_Exercise instructions_. Transcribe the records that follow, preserving every word.

[Part of a data file]
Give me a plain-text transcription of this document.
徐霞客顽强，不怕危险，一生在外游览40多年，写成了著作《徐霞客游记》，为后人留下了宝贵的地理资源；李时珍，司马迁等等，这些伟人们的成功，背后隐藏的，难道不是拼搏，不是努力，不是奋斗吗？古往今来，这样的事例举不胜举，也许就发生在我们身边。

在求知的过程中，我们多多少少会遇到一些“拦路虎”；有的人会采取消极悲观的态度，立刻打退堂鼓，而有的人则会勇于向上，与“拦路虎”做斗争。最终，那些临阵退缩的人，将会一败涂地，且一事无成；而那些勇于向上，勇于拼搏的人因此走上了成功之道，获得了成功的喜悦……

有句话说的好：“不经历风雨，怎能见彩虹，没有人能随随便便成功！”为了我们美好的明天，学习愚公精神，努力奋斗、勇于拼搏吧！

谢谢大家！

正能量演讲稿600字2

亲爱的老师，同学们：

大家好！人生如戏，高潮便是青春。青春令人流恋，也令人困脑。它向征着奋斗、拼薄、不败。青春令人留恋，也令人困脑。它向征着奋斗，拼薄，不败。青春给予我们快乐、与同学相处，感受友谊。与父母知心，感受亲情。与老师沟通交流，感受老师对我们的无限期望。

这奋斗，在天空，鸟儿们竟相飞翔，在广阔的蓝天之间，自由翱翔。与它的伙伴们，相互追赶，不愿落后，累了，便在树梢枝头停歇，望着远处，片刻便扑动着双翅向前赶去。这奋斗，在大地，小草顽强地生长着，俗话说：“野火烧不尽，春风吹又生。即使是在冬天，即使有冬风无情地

_Exercise output_.
Give me a plain-text transcription of this document.
徐霞客顽强，不怕危险，一生在外游览40多年，写成了著作《徐霞客游记》，为后人留下了宝贵的地理资源；李时珍，司马迁等等，这些伟人们的成功，背后隐藏的，难道不是拼搏，不是努力，不是奋斗吗？古往今来，这样的事例举不胜举，也许就发生在我们身边。

在求知的过程中，我们多多少少会遇到一些“拦路虎”；有的人会采取消极悲观的态度，立刻打退堂鼓，而有的人则会勇于向上，与“拦路虎”做斗争。最终，那些临阵退缩的人，将会一败涂地，且一事无成；而那些勇于向上，勇于拼搏的人因此走上了成功之道，获得了成功的喜悦……

有句话说的好：“不经历风雨，怎能见彩虹，没有人能随随便便成功！”为了我们美好的明天，学习愚公精神，努力奋斗、勇于拼搏吧！

谢谢大家！

正能量演讲稿600字2

亲爱的老师，同学们：

大家好！人生如戏，高潮便是青春。青春令人流恋，也令人困脑。它向征着奋斗、拼薄、不败。青春令人留恋，也令人困脑。它向征着奋斗，拼薄，不败。青春给予我们快乐、与同学相处，感受友谊。与父母知心，感受亲情。与老师沟通交流，感受老师对我们的无限期望。

这奋斗，在天空，鸟儿们竟相飞翔，在广阔的蓝天之间，自由翱翔。与它的伙伴们，相互追赶，不愿落后，累了，便在树梢枝头停歇，望着远处，片刻便扑动着双翅向前赶去。这奋斗，在大地，小草顽强地生长着，俗话说：“野火烧不尽，春风吹又生。即使是在冬天，即使有冬风无情地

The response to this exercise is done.